[Source records Boundary: Start]
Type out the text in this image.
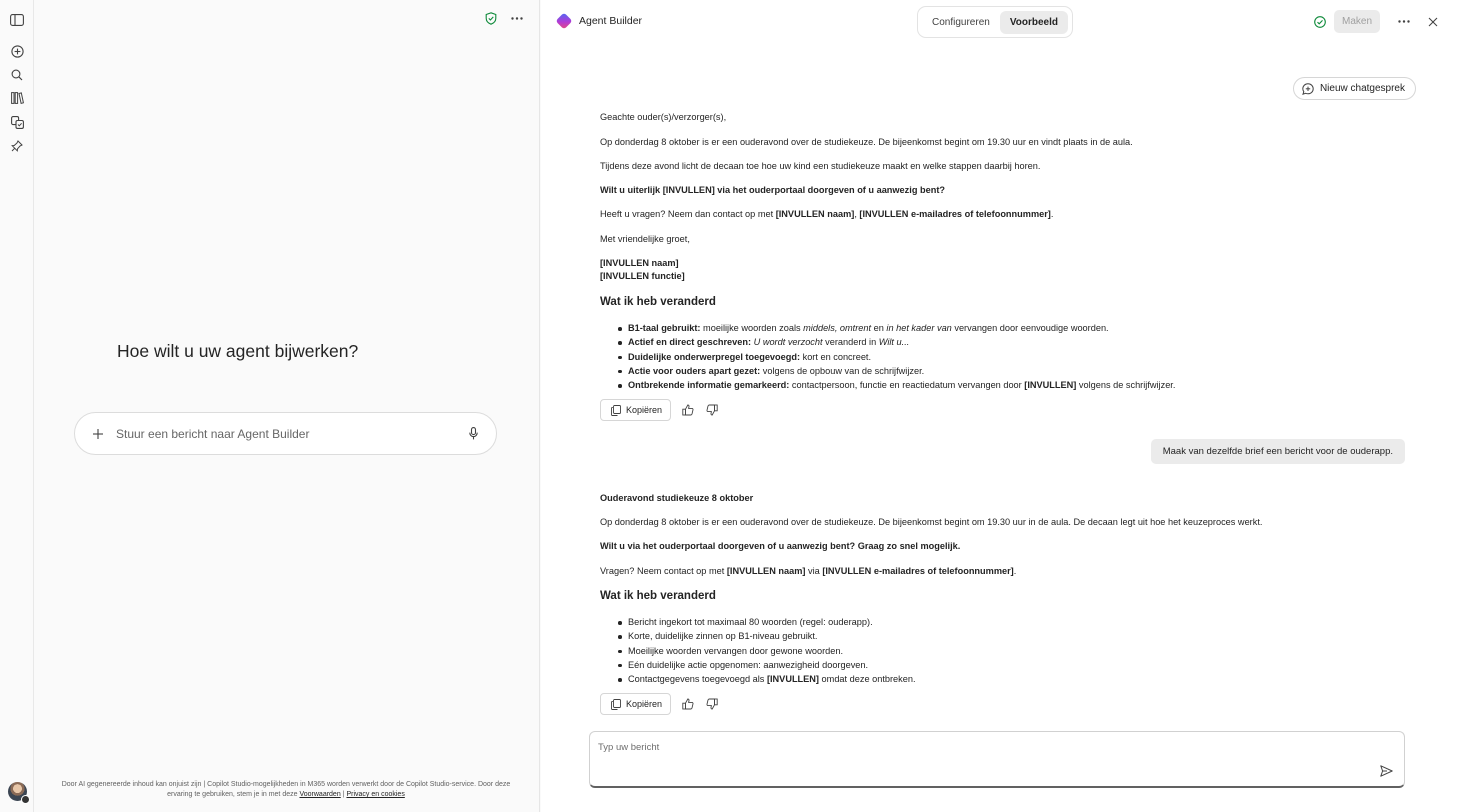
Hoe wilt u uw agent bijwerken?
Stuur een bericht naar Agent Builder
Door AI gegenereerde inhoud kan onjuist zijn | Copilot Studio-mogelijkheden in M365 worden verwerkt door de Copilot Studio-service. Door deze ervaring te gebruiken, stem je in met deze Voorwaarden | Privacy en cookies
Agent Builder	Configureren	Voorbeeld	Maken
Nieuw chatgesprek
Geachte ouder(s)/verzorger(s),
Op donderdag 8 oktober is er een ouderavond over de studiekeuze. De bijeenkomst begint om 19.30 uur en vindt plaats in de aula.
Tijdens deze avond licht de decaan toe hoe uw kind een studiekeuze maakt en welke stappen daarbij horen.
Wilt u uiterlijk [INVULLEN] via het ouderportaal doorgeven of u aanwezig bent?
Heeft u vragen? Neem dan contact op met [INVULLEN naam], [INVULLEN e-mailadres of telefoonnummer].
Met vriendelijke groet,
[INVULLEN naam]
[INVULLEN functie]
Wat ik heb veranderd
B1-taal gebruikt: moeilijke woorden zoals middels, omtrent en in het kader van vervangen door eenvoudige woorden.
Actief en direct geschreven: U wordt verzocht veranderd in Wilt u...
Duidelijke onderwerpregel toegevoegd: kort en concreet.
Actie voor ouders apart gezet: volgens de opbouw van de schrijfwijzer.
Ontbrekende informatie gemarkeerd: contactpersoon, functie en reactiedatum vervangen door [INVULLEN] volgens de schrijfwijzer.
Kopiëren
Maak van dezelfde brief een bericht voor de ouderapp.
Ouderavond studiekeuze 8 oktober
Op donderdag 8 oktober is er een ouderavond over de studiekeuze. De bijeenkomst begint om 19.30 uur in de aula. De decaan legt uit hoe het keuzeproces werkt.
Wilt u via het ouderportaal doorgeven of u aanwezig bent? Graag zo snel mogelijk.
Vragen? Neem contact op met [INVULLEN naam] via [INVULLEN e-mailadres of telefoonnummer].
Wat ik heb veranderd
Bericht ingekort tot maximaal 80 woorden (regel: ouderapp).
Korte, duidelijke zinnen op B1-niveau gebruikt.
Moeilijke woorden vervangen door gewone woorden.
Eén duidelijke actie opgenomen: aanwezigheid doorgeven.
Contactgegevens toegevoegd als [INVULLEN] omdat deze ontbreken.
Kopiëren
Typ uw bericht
[Source records Boundary: End]
**Required action:**
Restate the data above word for word, omitting every picture.

**Completed exercise:**
Type out the text in this image.
Hoe wilt u uw agent bijwerken?
Stuur een bericht naar Agent Builder
Door AI gegenereerde inhoud kan onjuist zijn | Copilot Studio-mogelijkheden in M365 worden verwerkt door de Copilot Studio-service. Door deze ervaring te gebruiken, stem je in met deze Voorwaarden | Privacy en cookies
Agent Builder	Configureren	Voorbeeld	Maken
Nieuw chatgesprek
Geachte ouder(s)/verzorger(s),
Op donderdag 8 oktober is er een ouderavond over de studiekeuze. De bijeenkomst begint om 19.30 uur en vindt plaats in de aula.
Tijdens deze avond licht de decaan toe hoe uw kind een studiekeuze maakt en welke stappen daarbij horen.
Wilt u uiterlijk [INVULLEN] via het ouderportaal doorgeven of u aanwezig bent?
Heeft u vragen? Neem dan contact op met [INVULLEN naam], [INVULLEN e-mailadres of telefoonnummer].
Met vriendelijke groet,
[INVULLEN naam]
[INVULLEN functie]
Wat ik heb veranderd
B1-taal gebruikt: moeilijke woorden zoals middels, omtrent en in het kader van vervangen door eenvoudige woorden.
Actief en direct geschreven: U wordt verzocht veranderd in Wilt u...
Duidelijke onderwerpregel toegevoegd: kort en concreet.
Actie voor ouders apart gezet: volgens de opbouw van de schrijfwijzer.
Ontbrekende informatie gemarkeerd: contactpersoon, functie en reactiedatum vervangen door [INVULLEN] volgens de schrijfwijzer.
Kopiëren
Maak van dezelfde brief een bericht voor de ouderapp.
Ouderavond studiekeuze 8 oktober
Op donderdag 8 oktober is er een ouderavond over de studiekeuze. De bijeenkomst begint om 19.30 uur in de aula. De decaan legt uit hoe het keuzeproces werkt.
Wilt u via het ouderportaal doorgeven of u aanwezig bent? Graag zo snel mogelijk.
Vragen? Neem contact op met [INVULLEN naam] via [INVULLEN e-mailadres of telefoonnummer].
Wat ik heb veranderd
Bericht ingekort tot maximaal 80 woorden (regel: ouderapp).
Korte, duidelijke zinnen op B1-niveau gebruikt.
Moeilijke woorden vervangen door gewone woorden.
Eén duidelijke actie opgenomen: aanwezigheid doorgeven.
Contactgegevens toegevoegd als [INVULLEN] omdat deze ontbreken.
Kopiëren
Typ uw bericht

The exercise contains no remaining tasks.